§ **EXERCISE GOAL**:
Quote each record exactly, please, leaving none out.

Dataset entries:

........

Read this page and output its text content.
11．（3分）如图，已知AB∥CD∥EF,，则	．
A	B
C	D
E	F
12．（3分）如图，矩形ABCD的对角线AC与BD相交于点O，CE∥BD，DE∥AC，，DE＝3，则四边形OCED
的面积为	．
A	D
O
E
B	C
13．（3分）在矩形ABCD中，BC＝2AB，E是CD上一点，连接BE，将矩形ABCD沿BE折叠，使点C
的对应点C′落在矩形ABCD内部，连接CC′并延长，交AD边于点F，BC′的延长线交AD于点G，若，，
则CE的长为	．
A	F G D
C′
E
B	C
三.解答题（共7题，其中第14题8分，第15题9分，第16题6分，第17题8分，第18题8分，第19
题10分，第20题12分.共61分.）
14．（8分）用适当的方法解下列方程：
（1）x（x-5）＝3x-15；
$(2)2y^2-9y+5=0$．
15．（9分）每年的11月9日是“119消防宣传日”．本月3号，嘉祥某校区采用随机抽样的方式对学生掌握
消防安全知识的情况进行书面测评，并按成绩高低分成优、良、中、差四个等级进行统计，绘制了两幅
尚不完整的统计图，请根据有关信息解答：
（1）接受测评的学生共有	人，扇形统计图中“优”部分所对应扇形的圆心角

........

§ **REPLY**:
Read this page and output its text content.
11．（3分）如图，已知AB∥CD∥EF,，则	．
A	B
C	D
E	F
12．（3分）如图，矩形ABCD的对角线AC与BD相交于点O，CE∥BD，DE∥AC，，DE＝3，则四边形OCED
的面积为	．
A	D
O
E
B	C
13．（3分）在矩形ABCD中，BC＝2AB，E是CD上一点，连接BE，将矩形ABCD沿BE折叠，使点C
的对应点C′落在矩形ABCD内部，连接CC′并延长，交AD边于点F，BC′的延长线交AD于点G，若，，
则CE的长为	．
A	F G D
C′
E
B	C
三.解答题（共7题，其中第14题8分，第15题9分，第16题6分，第17题8分，第18题8分，第19
题10分，第20题12分.共61分.）
14．（8分）用适当的方法解下列方程：
（1）x（x-5）＝3x-15；
$(2)2y^2-9y+5=0$．
15．（9分）每年的11月9日是“119消防宣传日”．本月3号，嘉祥某校区采用随机抽样的方式对学生掌握
消防安全知识的情况进行书面测评，并按成绩高低分成优、良、中、差四个等级进行统计，绘制了两幅
尚不完整的统计图，请根据有关信息解答：
（1）接受测评的学生共有	人，扇形统计图中“优”部分所对应扇形的圆心角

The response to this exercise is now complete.